### WHAT IS BEING ASKED
Copy every line of the data that includes the string "name".
═══
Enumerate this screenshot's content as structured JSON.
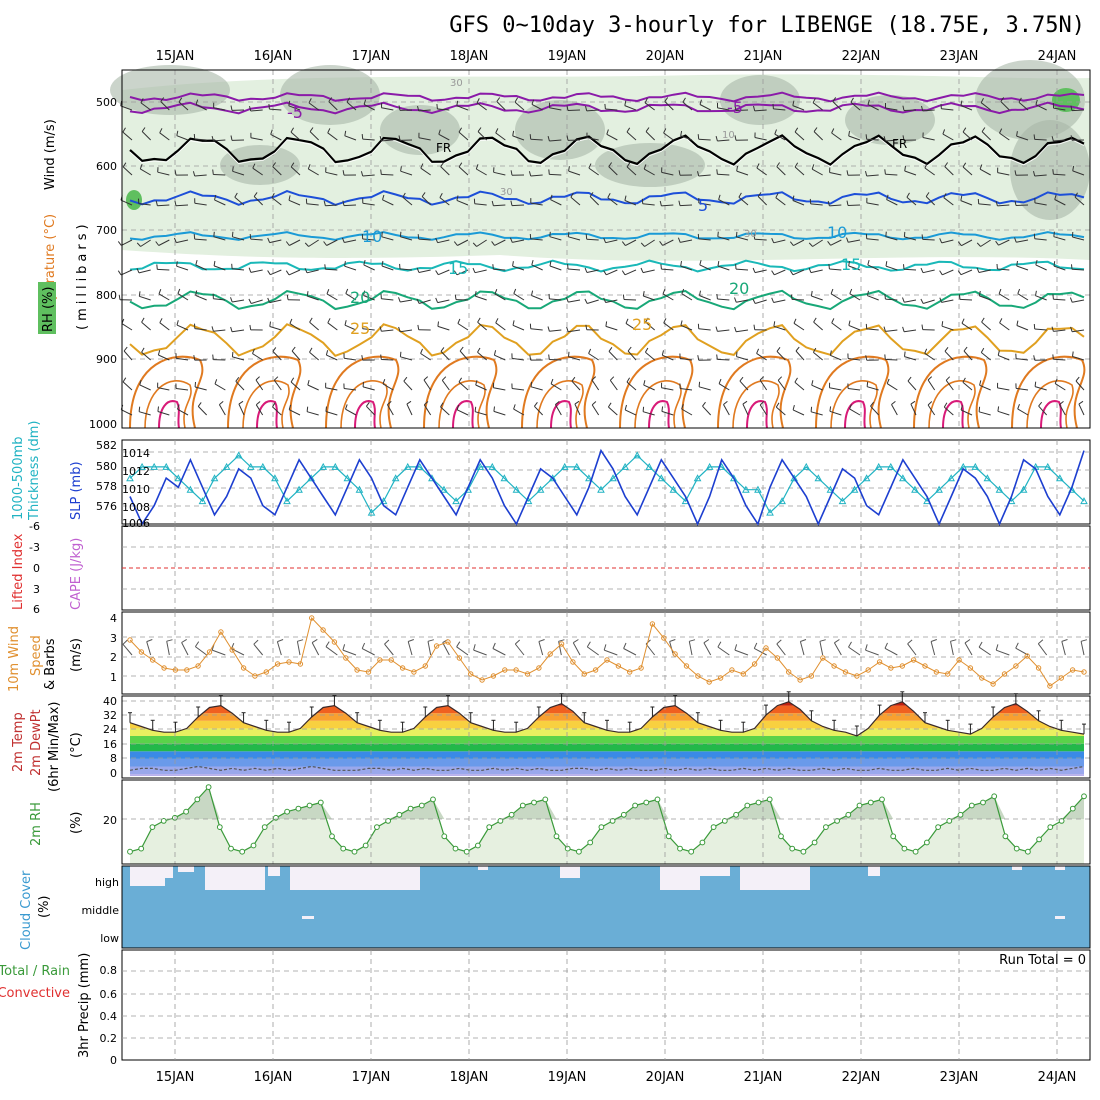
{
  "title": "GFS 0~10day 3-hourly for LIBENGE (18.75E, 3.75N)",
  "dates": [
    "15JAN",
    "16JAN",
    "17JAN",
    "18JAN",
    "19JAN",
    "20JAN",
    "21JAN",
    "22JAN",
    "23JAN",
    "24JAN"
  ],
  "colors": {
    "rh_fill": "#e3f0e0",
    "rh_dark": "#a8b8a8",
    "rh_green": "#5fbf5f",
    "t_minus5": "#8a1aa8",
    "t_fr": "#000000",
    "t_5": "#1d4fd8",
    "t_10": "#1a9ad6",
    "t_15": "#1ab8b8",
    "t_20": "#18a878",
    "t_25": "#e0a020",
    "t_30": "#e07a20",
    "t_35": "#d81a78",
    "slp": "#1d3fd0",
    "thickness": "#21b3c3",
    "wind10": "#e09030",
    "barb": "#555555",
    "rh2m": "#3a9a3a",
    "cloud": "#6aaed6",
    "cloud_gap": "#f4f0f8",
    "lifted": "#e03030"
  },
  "panels": {
    "upper": {
      "labels": [
        {
          "text": "Wind (m/s)",
          "color": "#000000"
        },
        {
          "text": "Temperature (°C)",
          "color": "#e07a20"
        },
        {
          "text": "(millibars)",
          "color": "#000000"
        },
        {
          "text": "RH (%)",
          "color": "#000000"
        }
      ],
      "y_ticks": [
        "500",
        "600",
        "700",
        "800",
        "900",
        "1000"
      ],
      "contour_labels": [
        "-5",
        "-5",
        "FR",
        "FR",
        "5",
        "10",
        "10",
        "15",
        "15",
        "20",
        "20",
        "25",
        "25",
        "30",
        "30",
        "30",
        "10"
      ]
    },
    "slp": {
      "left_labels": [
        "1000-500mb",
        "Thickness (dm)"
      ],
      "right_labels": [
        "SLP (mb)"
      ],
      "thick_ticks": [
        "582",
        "580",
        "578",
        "576"
      ],
      "slp_ticks": [
        "1014",
        "1012",
        "1010",
        "1008",
        "1006"
      ]
    },
    "cape": {
      "left_labels": [
        "Lifted Index"
      ],
      "right_labels": [
        "CAPE (J/kg)"
      ],
      "ticks": [
        "-6",
        "-3",
        "0",
        "3",
        "6"
      ]
    },
    "wind10": {
      "labels": [
        "10m Wind",
        "Speed",
        "& Barbs",
        "(m/s)"
      ],
      "ticks": [
        "4",
        "3",
        "2",
        "1"
      ]
    },
    "temp2m": {
      "labels": [
        "2m Temp",
        "2m DewPt",
        "(6hr Min/Max)",
        "(°C)"
      ],
      "ticks": [
        "40",
        "32",
        "24",
        "16",
        "8",
        "0"
      ]
    },
    "rh2m": {
      "labels": [
        "2m RH",
        "(%)"
      ],
      "ticks": [
        "20"
      ]
    },
    "cloud": {
      "labels": [
        "Cloud Cover",
        "(%)"
      ],
      "levels": [
        "high",
        "middle",
        "low"
      ]
    },
    "precip": {
      "labels": [
        "Total / Rain",
        "Convective",
        "3hr Precip (mm)"
      ],
      "ticks": [
        "0.8",
        "0.6",
        "0.4",
        "0.2",
        "0"
      ],
      "run_total": "Run Total = 0"
    }
  },
  "chart_data": [
    {
      "type": "line",
      "name": "SLP / thickness",
      "series": [
        {
          "name": "SLP (mb)",
          "values": [
            1009,
            1006,
            1008,
            1011,
            1010,
            1013,
            1010,
            1007,
            1009,
            1012,
            1011,
            1008,
            1007,
            1010,
            1013,
            1011,
            1009,
            1007,
            1010,
            1013,
            1011,
            1008,
            1007,
            1010,
            1013,
            1011,
            1009,
            1007,
            1010,
            1013,
            1011,
            1008,
            1006,
            1009,
            1012,
            1011,
            1009,
            1007,
            1010,
            1014,
            1012,
            1009,
            1007,
            1010,
            1013,
            1011,
            1009,
            1006,
            1009,
            1013,
            1011,
            1008,
            1006,
            1010,
            1013,
            1011,
            1009,
            1006,
            1009,
            1012,
            1011,
            1008,
            1007,
            1010,
            1013,
            1011,
            1009,
            1006,
            1009,
            1012,
            1011,
            1009,
            1006,
            1009,
            1013,
            1012,
            1009,
            1007,
            1010,
            1014
          ]
        },
        {
          "name": "Thickness (dm)",
          "values": [
            579,
            580,
            580,
            580,
            579,
            578,
            577,
            579,
            580,
            581,
            580,
            580,
            579,
            577,
            578,
            579,
            580,
            580,
            579,
            578,
            576,
            577,
            579,
            580,
            580,
            579,
            578,
            577,
            578,
            580,
            580,
            579,
            578,
            577,
            578,
            579,
            580,
            580,
            579,
            578,
            579,
            580,
            581,
            580,
            579,
            578,
            577,
            579,
            580,
            580,
            579,
            578,
            578,
            576,
            577,
            579,
            580,
            579,
            578,
            577,
            578,
            579,
            580,
            580,
            579,
            578,
            577,
            578,
            579,
            580,
            580,
            579,
            578,
            577,
            578,
            580,
            580,
            579,
            578,
            577
          ]
        }
      ]
    },
    {
      "type": "line",
      "name": "10m wind speed",
      "series": [
        {
          "name": "10m Wind Speed (m/s)",
          "values": [
            2.9,
            2.3,
            1.9,
            1.5,
            1.4,
            1.4,
            1.6,
            2.3,
            3.3,
            2.4,
            1.5,
            1.1,
            1.3,
            1.7,
            1.8,
            1.7,
            4.0,
            3.4,
            2.8,
            2.0,
            1.4,
            1.3,
            1.9,
            1.9,
            1.5,
            1.3,
            1.6,
            2.6,
            2.8,
            2.0,
            1.2,
            0.9,
            1.1,
            1.4,
            1.4,
            1.2,
            1.5,
            2.2,
            2.7,
            1.8,
            1.2,
            1.4,
            1.9,
            1.6,
            1.3,
            1.5,
            3.7,
            3.0,
            2.2,
            1.6,
            1.1,
            0.8,
            1.0,
            1.4,
            1.2,
            1.7,
            2.5,
            2.0,
            1.3,
            0.9,
            1.1,
            2.0,
            1.6,
            1.3,
            1.1,
            1.4,
            1.8,
            1.5,
            1.6,
            1.9,
            1.6,
            1.3,
            1.2,
            1.9,
            1.5,
            1.0,
            0.7,
            1.2,
            1.6,
            2.1,
            1.5,
            0.6,
            1.0,
            1.4,
            1.3
          ]
        }
      ]
    },
    {
      "type": "area",
      "name": "2m temperature",
      "series": [
        {
          "name": "2m Temp (°C)",
          "values": [
            27,
            25,
            23,
            22,
            22,
            24,
            30,
            35,
            36,
            32,
            27,
            25,
            23,
            22,
            22,
            24,
            30,
            35,
            36,
            32,
            27,
            25,
            23,
            22,
            22,
            24,
            30,
            35,
            36,
            32,
            27,
            25,
            23,
            22,
            22,
            24,
            30,
            35,
            37,
            33,
            27,
            25,
            23,
            22,
            22,
            24,
            30,
            35,
            36,
            32,
            27,
            25,
            23,
            22,
            22,
            24,
            31,
            36,
            38,
            34,
            28,
            25,
            23,
            22,
            20,
            24,
            31,
            36,
            38,
            33,
            27,
            25,
            23,
            22,
            21,
            24,
            30,
            35,
            37,
            33,
            28,
            25,
            23,
            22,
            21
          ]
        },
        {
          "name": "2m DewPt (°C)",
          "values": [
            2,
            3,
            3,
            2,
            2,
            3,
            4,
            3,
            2,
            3,
            2,
            3,
            2,
            3,
            2,
            3,
            4,
            3,
            2,
            2,
            2,
            3,
            3,
            2,
            3,
            2,
            3,
            2,
            2,
            3,
            2,
            2,
            3,
            2,
            3,
            2,
            3,
            2,
            2,
            3,
            3,
            2,
            3,
            2,
            3,
            2,
            2,
            3,
            2,
            3,
            2,
            3,
            2,
            2,
            3,
            2,
            3,
            2,
            3,
            2,
            2,
            3,
            2,
            3,
            2,
            2,
            3,
            2,
            2,
            3,
            2,
            2,
            3,
            2,
            3,
            2,
            2,
            3,
            2,
            3,
            2,
            3,
            2,
            3,
            4
          ]
        }
      ]
    },
    {
      "type": "area",
      "name": "2m RH",
      "series": [
        {
          "name": "2m RH (%)",
          "values": [
            14,
            15,
            22,
            24,
            25,
            27,
            31,
            35,
            22,
            15,
            14,
            16,
            22,
            25,
            27,
            28,
            29,
            30,
            19,
            15,
            14,
            16,
            22,
            24,
            26,
            28,
            29,
            31,
            19,
            15,
            14,
            16,
            22,
            24,
            26,
            29,
            30,
            31,
            19,
            15,
            14,
            17,
            22,
            24,
            26,
            29,
            30,
            31,
            19,
            15,
            14,
            17,
            22,
            24,
            26,
            29,
            30,
            31,
            19,
            15,
            14,
            17,
            22,
            24,
            26,
            29,
            30,
            31,
            19,
            15,
            14,
            17,
            22,
            24,
            26,
            29,
            30,
            32,
            19,
            15,
            14,
            18,
            22,
            24,
            28,
            32
          ]
        }
      ]
    },
    {
      "type": "bar",
      "name": "3hr precip",
      "values": [],
      "ylim": [
        0,
        0.9
      ]
    }
  ]
}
═══
### FULL ANSWER
      "name": "SLP / thickness",
          "name": "SLP (mb)",
          "name": "Thickness (dm)",
      "name": "10m wind speed",
          "name": "10m Wind Speed (m/s)",
      "name": "2m temperature",
          "name": "2m Temp (°C)",
          "name": "2m DewPt (°C)",
      "name": "2m RH",
          "name": "2m RH (%)",
      "name": "3hr precip",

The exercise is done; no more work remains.